JOB =>
Go through the listing and copy every line word for word.

DATA FOR THIS TASK =>
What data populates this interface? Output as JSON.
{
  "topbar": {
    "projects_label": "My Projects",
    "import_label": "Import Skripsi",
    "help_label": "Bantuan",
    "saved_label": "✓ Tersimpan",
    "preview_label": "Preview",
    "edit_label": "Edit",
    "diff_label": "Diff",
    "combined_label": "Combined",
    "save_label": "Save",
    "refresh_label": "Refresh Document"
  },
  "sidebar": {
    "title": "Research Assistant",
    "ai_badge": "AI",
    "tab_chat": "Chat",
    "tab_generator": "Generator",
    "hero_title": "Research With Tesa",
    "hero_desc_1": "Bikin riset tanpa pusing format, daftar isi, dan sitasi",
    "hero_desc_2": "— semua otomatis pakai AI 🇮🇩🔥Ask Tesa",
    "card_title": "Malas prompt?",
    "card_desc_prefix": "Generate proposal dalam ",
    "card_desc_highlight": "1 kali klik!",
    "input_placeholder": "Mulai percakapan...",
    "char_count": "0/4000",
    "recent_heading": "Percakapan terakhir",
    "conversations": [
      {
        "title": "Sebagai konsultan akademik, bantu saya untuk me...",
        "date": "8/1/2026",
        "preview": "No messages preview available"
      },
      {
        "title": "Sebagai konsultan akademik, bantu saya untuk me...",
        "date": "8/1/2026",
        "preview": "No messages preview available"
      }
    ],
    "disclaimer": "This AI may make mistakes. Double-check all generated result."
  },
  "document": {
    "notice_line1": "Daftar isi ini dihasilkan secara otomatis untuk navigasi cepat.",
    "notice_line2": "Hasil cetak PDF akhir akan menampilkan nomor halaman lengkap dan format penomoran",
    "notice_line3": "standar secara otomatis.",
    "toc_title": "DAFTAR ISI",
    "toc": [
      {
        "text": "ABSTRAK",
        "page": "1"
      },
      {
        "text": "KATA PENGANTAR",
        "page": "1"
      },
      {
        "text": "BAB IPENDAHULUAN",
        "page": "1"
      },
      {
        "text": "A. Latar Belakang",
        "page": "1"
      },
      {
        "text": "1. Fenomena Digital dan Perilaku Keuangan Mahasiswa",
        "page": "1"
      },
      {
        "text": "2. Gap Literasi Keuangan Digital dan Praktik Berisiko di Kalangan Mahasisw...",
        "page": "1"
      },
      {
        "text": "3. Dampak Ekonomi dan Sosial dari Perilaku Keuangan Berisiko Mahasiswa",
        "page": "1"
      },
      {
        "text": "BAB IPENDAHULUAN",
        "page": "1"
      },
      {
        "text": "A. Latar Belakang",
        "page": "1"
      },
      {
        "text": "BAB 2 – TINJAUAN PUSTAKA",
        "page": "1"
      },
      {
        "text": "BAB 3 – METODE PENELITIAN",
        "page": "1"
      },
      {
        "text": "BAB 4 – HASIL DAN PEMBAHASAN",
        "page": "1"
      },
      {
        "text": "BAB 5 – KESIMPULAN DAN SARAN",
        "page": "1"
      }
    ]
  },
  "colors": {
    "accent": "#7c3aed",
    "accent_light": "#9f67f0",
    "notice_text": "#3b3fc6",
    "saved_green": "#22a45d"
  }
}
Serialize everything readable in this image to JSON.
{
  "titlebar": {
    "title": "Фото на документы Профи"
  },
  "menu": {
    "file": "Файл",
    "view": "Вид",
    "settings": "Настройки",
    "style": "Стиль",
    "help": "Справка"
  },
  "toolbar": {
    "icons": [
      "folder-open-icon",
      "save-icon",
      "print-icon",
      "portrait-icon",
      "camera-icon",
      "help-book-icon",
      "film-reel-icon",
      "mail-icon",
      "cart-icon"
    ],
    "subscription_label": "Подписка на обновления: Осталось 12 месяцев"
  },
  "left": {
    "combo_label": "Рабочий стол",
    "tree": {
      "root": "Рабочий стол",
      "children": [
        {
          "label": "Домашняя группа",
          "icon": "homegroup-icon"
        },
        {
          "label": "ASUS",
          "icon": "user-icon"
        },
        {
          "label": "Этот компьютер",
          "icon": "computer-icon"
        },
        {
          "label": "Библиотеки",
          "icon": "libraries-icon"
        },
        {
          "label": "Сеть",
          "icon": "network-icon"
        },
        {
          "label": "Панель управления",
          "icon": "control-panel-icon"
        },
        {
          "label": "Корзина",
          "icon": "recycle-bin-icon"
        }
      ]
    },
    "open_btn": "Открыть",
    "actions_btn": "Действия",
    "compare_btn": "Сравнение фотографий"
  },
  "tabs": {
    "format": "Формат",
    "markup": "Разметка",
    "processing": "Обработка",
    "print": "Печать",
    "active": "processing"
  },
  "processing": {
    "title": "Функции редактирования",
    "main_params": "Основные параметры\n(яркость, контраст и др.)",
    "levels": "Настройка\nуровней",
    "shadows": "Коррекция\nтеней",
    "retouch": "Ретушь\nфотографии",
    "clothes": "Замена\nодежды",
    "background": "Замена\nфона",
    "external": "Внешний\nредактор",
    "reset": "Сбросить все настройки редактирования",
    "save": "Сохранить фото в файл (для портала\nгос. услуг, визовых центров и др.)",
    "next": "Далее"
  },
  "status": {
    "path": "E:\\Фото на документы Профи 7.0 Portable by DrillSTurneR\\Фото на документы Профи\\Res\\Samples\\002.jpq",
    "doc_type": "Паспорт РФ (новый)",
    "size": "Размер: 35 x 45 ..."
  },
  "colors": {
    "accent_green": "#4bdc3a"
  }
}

WORKED SOLUTION =>
What data populates this interface? Output as JSON.
{
  "topbar": {
    "projects_label": "My Projects",
    "import_label": "Import Skripsi",
    "help_label": "Bantuan",
    "saved_label": "✓ Tersimpan",
    "preview_label": "Preview",
    "edit_label": "Edit",
    "diff_label": "Diff",
    "combined_label": "Combined",
    "save_label": "Save",
    "refresh_label": "Refresh Document"
  },
  "sidebar": {
    "title": "Research Assistant",
    "ai_badge": "AI",
    "tab_chat": "Chat",
    "tab_generator": "Generator",
    "hero_title": "Research With Tesa",
    "hero_desc_1": "Bikin riset tanpa pusing format, daftar isi, dan sitasi",
    "hero_desc_2": "— semua otomatis pakai AI 🇮🇩🔥Ask Tesa",
    "card_title": "Malas prompt?",
    "card_desc_prefix": "Generate proposal dalam ",
    "card_desc_highlight": "1 kali klik!",
    "input_placeholder": "Mulai percakapan...",
    "char_count": "0/4000",
    "recent_heading": "Percakapan terakhir",
    "conversations": [
      {
        "title": "Sebagai konsultan akademik, bantu saya untuk me...",
        "date": "8/1/2026",
        "preview": "No messages preview available"
      },
      {
        "title": "Sebagai konsultan akademik, bantu saya untuk me...",
        "date": "8/1/2026",
        "preview": "No messages preview available"
      }
    ],
    "disclaimer": "This AI may make mistakes. Double-check all generated result."
  },
  "document": {
    "notice_line1": "Daftar isi ini dihasilkan secara otomatis untuk navigasi cepat.",
    "notice_line2": "Hasil cetak PDF akhir akan menampilkan nomor halaman lengkap dan format penomoran",
    "notice_line3": "standar secara otomatis.",
    "toc_title": "DAFTAR ISI",
    "toc": [
      {
        "text": "ABSTRAK",
        "page": "1"
      },
      {
        "text": "KATA PENGANTAR",
        "page": "1"
      },
      {
        "text": "BAB IPENDAHULUAN",
        "page": "1"
      },
      {
        "text": "A. Latar Belakang",
        "page": "1"
      },
      {
        "text": "1. Fenomena Digital dan Perilaku Keuangan Mahasiswa",
        "page": "1"
      },
      {
        "text": "2. Gap Literasi Keuangan Digital dan Praktik Berisiko di Kalangan Mahasisw...",
        "page": "1"
      },
      {
        "text": "3. Dampak Ekonomi dan Sosial dari Perilaku Keuangan Berisiko Mahasiswa",
        "page": "1"
      },
      {
        "text": "BAB IPENDAHULUAN",
        "page": "1"
      },
      {
        "text": "A. Latar Belakang",
        "page": "1"
      },
      {
        "text": "BAB 2 – TINJAUAN PUSTAKA",
        "page": "1"
      },
      {
        "text": "BAB 3 – METODE PENELITIAN",
        "page": "1"
      },
      {
        "text": "BAB 4 – HASIL DAN PEMBAHASAN",
        "page": "1"
      },
      {
        "text": "BAB 5 – KESIMPULAN DAN SARAN",
        "page": "1"
      }
    ]
  },
  "colors": {
    "accent": "#7c3aed",
    "accent_light": "#9f67f0",
    "notice_text": "#3b3fc6",
    "saved_green": "#22a45d"
  }
}
Serialize everything readable in this image to JSON.
{
  "titlebar": {
    "title": "Фото на документы Профи"
  },
  "menu": {
    "file": "Файл",
    "view": "Вид",
    "settings": "Настройки",
    "style": "Стиль",
    "help": "Справка"
  },
  "toolbar": {
    "icons": [
      "folder-open-icon",
      "save-icon",
      "print-icon",
      "portrait-icon",
      "camera-icon",
      "help-book-icon",
      "film-reel-icon",
      "mail-icon",
      "cart-icon"
    ],
    "subscription_label": "Подписка на обновления: Осталось 12 месяцев"
  },
  "left": {
    "combo_label": "Рабочий стол",
    "tree": {
      "root": "Рабочий стол",
      "children": [
        {
          "label": "Домашняя группа",
          "icon": "homegroup-icon"
        },
        {
          "label": "ASUS",
          "icon": "user-icon"
        },
        {
          "label": "Этот компьютер",
          "icon": "computer-icon"
        },
        {
          "label": "Библиотеки",
          "icon": "libraries-icon"
        },
        {
          "label": "Сеть",
          "icon": "network-icon"
        },
        {
          "label": "Панель управления",
          "icon": "control-panel-icon"
        },
        {
          "label": "Корзина",
          "icon": "recycle-bin-icon"
        }
      ]
    },
    "open_btn": "Открыть",
    "actions_btn": "Действия",
    "compare_btn": "Сравнение фотографий"
  },
  "tabs": {
    "format": "Формат",
    "markup": "Разметка",
    "processing": "Обработка",
    "print": "Печать",
    "active": "processing"
  },
  "processing": {
    "title": "Функции редактирования",
    "main_params": "Основные параметры\n(яркость, контраст и др.)",
    "levels": "Настройка\nуровней",
    "shadows": "Коррекция\nтеней",
    "retouch": "Ретушь\nфотографии",
    "clothes": "Замена\nодежды",
    "background": "Замена\nфона",
    "external": "Внешний\nредактор",
    "reset": "Сбросить все настройки редактирования",
    "save": "Сохранить фото в файл (для портала\nгос. услуг, визовых центров и др.)",
    "next": "Далее"
  },
  "status": {
    "path": "E:\\Фото на документы Профи 7.0 Portable by DrillSTurneR\\Фото на документы Профи\\Res\\Samples\\002.jpq",
    "doc_type": "Паспорт РФ (новый)",
    "size": "Размер: 35 x 45 ..."
  },
  "colors": {
    "accent_green": "#4bdc3a"
  }
}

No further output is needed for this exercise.